--- Selected extract ---
Gujarat High Court High Court

Dilipbhai Keshavbhai Patel vs Commissioner Of Police on 4 May, 2001

Gujarat High Court
Dilipbhai Keshavbhai Patel vs Commissioner Of Police on 4 May, 2001
Author: S Keshote
Bench: S Keshote


JUDGMENT

S.K. Keshote, J.

1. As the petitioners are the co-detenus and they were detained under the order of the Police Commissioner, Surat City, dated 16.11.2000 as `bootlegger’ in exercise of powers conferred upon the authority under sub-section 2 of Section 3 of the Gujarat Prevention of Anti Social Activities Act, 1985, (hereinafter referred to as the `Act’) these matters were taken up for hearing together and are decided by this common order.

2. The facts of the case and grounds of challenge of the detention order which are common in all these cases, are taken up from special civil application No.296 of 2001.

3. The learned counsel for the petitioner raised manifold contentions challenging the order of detention of the petitioner but as this petition deserves acceptance only on one ground, I do not consider to digest on all the contentions and give decision thereon. In the original petition though the ground on which this petition is being allowed was not raised but the petitioner prayed for amendment of the petition which came to be allowed on 28.2.2001 and he was permitted to raise this contention.

4. From the record of the special civil application No.296 of 2001, as well as other petitions, I do not find that the respondents have filed reply to any of the special civil applications. The learned counsel who is appearing for the respondents also is in agreement that in none of the petition, reply has been filed by respondents.

5. Against all the petitioners, there is only one criminal case for the offence under the Prohibition Act. Two unregistered cases are also taken into consideration against them. The learned counsel for the petitioners contended that the order of detention of the petitioners is violative of Article 14 of the Constitution of India because one co-detenu, namely, Sudhir @ Bado Chhotubhai Kahar, who was detained on the same material has been released by the Government on or about 14.2.2001. The petitioners were also detained on the same material on which the said detenu was detained and therefore, they deserve to be released by this Court.
--- Material provided ---
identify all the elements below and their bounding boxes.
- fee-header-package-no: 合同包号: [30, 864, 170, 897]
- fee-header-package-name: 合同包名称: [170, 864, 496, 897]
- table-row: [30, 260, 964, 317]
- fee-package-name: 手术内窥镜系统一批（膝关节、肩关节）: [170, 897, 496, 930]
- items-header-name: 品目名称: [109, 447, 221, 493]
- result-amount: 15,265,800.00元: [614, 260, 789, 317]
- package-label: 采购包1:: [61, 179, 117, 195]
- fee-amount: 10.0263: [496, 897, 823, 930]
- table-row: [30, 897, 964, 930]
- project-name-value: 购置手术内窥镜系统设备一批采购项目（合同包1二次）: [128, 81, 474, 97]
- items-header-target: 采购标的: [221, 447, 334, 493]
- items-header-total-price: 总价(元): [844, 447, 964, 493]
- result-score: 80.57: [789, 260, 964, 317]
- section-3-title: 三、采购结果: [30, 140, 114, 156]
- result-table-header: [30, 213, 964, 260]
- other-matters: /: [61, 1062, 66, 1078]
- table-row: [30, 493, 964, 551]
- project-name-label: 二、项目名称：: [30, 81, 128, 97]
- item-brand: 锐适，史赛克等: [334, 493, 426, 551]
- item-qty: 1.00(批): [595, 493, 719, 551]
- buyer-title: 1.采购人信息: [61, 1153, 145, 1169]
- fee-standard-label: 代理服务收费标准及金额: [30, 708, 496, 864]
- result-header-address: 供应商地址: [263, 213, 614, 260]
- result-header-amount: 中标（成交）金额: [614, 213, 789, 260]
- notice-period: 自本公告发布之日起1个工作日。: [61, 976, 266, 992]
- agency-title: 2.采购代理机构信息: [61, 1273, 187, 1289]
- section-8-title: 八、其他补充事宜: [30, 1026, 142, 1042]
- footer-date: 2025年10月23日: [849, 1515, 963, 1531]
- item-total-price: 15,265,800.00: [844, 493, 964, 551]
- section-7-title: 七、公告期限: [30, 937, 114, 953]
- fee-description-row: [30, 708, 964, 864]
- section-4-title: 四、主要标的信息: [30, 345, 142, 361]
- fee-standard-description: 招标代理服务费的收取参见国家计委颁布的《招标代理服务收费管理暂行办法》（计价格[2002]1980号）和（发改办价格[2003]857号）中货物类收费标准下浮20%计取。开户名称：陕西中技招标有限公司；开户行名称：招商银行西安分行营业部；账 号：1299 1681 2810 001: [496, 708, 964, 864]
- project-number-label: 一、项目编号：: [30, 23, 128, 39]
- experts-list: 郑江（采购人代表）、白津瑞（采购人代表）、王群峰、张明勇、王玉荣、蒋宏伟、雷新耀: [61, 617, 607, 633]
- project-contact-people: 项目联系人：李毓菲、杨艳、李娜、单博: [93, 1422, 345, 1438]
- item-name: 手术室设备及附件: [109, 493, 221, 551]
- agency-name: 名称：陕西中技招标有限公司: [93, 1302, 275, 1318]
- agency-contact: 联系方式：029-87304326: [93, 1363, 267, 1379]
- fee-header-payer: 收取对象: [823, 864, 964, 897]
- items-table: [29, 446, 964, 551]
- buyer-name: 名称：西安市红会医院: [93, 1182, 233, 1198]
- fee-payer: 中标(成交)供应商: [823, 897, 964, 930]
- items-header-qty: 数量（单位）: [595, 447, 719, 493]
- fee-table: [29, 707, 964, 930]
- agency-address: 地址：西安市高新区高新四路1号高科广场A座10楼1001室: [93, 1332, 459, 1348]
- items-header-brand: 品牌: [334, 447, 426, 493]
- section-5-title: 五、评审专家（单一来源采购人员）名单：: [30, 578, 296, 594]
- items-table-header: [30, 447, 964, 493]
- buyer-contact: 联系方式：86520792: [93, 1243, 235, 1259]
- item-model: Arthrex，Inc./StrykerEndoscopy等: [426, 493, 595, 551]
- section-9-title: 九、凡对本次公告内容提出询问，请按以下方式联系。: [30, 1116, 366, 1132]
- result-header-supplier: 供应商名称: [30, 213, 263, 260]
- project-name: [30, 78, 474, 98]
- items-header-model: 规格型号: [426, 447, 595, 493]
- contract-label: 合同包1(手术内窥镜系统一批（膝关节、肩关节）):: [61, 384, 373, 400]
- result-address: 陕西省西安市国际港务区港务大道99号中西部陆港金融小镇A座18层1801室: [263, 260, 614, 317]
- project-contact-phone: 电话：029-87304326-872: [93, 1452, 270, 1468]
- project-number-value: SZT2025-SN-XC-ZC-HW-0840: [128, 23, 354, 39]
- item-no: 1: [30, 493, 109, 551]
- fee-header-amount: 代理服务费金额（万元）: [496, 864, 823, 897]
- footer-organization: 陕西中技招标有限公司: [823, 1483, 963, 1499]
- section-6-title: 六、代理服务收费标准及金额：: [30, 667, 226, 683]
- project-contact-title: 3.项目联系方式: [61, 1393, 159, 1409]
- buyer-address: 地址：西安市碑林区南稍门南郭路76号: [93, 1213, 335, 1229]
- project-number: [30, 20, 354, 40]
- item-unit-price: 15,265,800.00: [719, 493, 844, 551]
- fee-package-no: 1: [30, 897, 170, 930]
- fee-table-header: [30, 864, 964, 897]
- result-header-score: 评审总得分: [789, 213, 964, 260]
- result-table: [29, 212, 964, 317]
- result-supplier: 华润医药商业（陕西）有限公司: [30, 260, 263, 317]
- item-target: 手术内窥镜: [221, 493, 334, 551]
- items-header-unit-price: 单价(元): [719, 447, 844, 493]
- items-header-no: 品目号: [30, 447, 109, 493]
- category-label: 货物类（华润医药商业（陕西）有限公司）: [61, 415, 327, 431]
---
- **Task set**:
[A] Copy the Gujarat High Court judgment between "3. The learned" and "filed by respondents.", inclusive, renaming "reply" to "response" throughout.
[B] In the Gujarat High Court judgment, on what date was the petitioner's prayer for amendment of the petition allowed?

- **Responses for each task**:
[A]
3. The learned counsel for the petitioner raised manifold contentions challenging the order of detention of the petitioner but as this petition deserves acceptance only on one ground, I do not consider to digest on all the contentions and give decision thereon. In the original petition though the ground on which this petition is being allowed was not raised but the petitioner prayed for amendment of the petition which came to be allowed on 28.2.2001 and he was permitted to raise this contention.

4. From the record of the special civil application No.296 of 2001, as well as other petitions, I do not find that the respondents have filed response to any of the special civil applications. The learned counsel who is appearing for the respondents also is in agreement that in none of the petition, response has been filed by respondents.

[B] 28.2.2001